* **WORK TO BE COMPLETED**
Check each line of the records below for the word "screenshot" and copy those where it appears.

___ INPUT RECORDS ___

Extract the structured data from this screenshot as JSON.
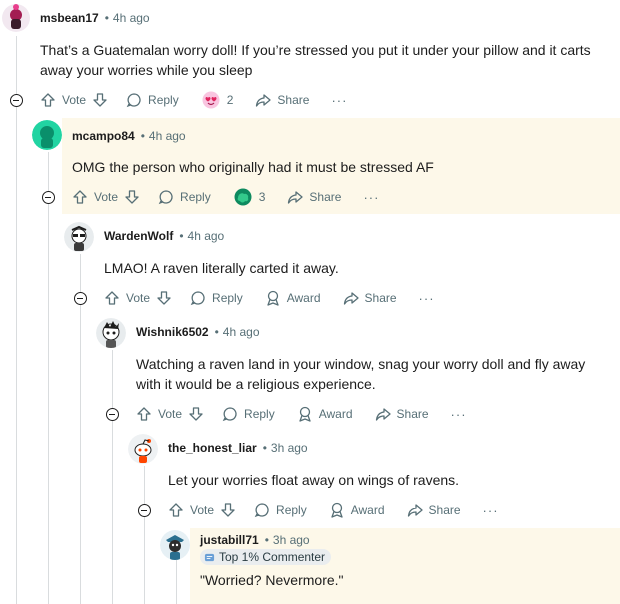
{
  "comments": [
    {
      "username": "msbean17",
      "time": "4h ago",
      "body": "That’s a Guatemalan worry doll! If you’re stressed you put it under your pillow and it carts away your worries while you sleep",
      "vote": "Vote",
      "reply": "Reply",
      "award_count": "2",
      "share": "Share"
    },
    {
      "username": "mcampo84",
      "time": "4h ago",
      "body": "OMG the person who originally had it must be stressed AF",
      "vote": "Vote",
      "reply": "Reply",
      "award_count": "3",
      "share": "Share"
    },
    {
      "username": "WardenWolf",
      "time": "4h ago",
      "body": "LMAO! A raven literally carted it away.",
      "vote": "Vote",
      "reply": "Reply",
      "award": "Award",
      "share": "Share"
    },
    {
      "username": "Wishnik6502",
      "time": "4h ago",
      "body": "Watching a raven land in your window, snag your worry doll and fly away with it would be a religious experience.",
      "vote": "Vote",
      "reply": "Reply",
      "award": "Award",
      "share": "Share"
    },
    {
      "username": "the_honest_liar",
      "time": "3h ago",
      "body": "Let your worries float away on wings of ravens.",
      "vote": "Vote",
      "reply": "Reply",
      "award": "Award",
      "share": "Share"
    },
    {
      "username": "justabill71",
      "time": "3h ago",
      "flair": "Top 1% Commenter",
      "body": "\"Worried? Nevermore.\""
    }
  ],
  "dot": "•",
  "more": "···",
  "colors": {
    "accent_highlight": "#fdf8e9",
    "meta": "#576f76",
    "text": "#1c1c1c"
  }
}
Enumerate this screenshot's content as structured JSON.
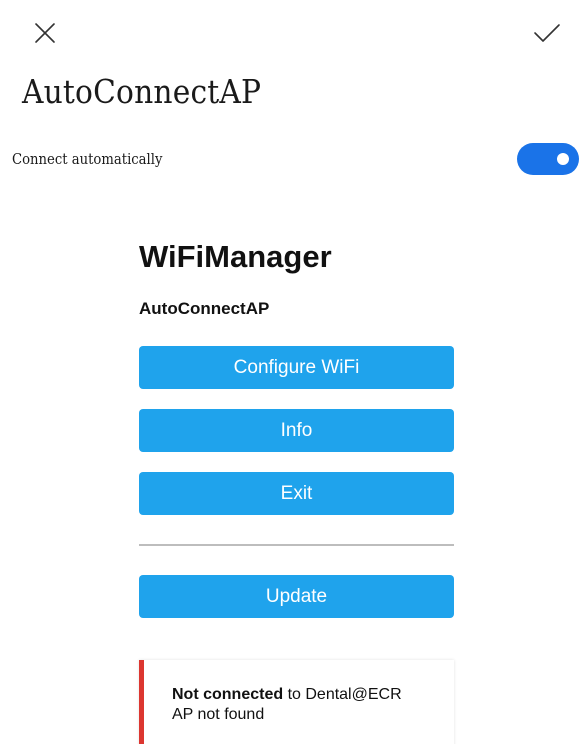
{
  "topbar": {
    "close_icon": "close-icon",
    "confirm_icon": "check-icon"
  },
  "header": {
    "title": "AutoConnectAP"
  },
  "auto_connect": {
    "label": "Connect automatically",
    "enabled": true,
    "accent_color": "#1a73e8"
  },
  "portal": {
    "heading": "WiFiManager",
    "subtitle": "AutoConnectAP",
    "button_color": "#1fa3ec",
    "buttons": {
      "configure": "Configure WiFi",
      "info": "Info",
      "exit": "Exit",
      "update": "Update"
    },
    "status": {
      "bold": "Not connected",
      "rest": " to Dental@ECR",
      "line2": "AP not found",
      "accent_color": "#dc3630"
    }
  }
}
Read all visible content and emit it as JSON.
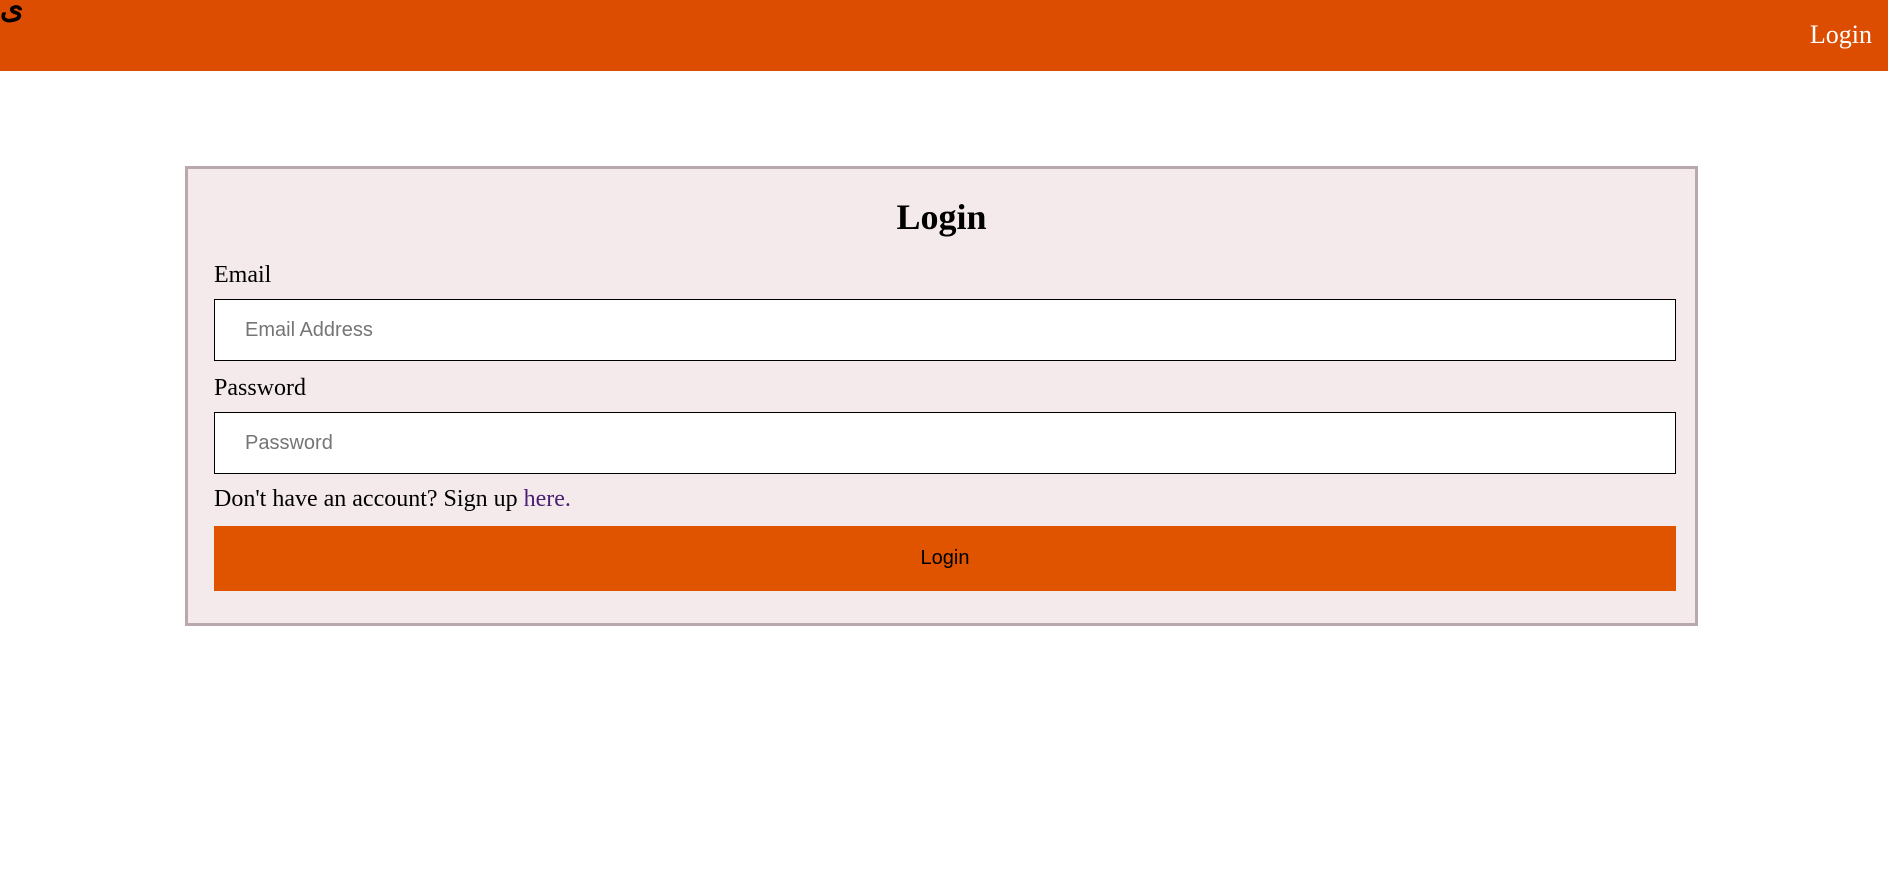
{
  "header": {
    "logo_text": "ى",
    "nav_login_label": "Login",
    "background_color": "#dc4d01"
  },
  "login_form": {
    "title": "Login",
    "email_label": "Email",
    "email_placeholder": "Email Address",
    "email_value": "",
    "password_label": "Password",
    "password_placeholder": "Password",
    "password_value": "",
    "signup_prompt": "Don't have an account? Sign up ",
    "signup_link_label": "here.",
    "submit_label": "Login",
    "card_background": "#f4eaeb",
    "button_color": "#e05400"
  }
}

___

* **THE REPLY**
Extract the structured data from this screenshot as JSON.
Enumerate this screenshot's content as structured JSON.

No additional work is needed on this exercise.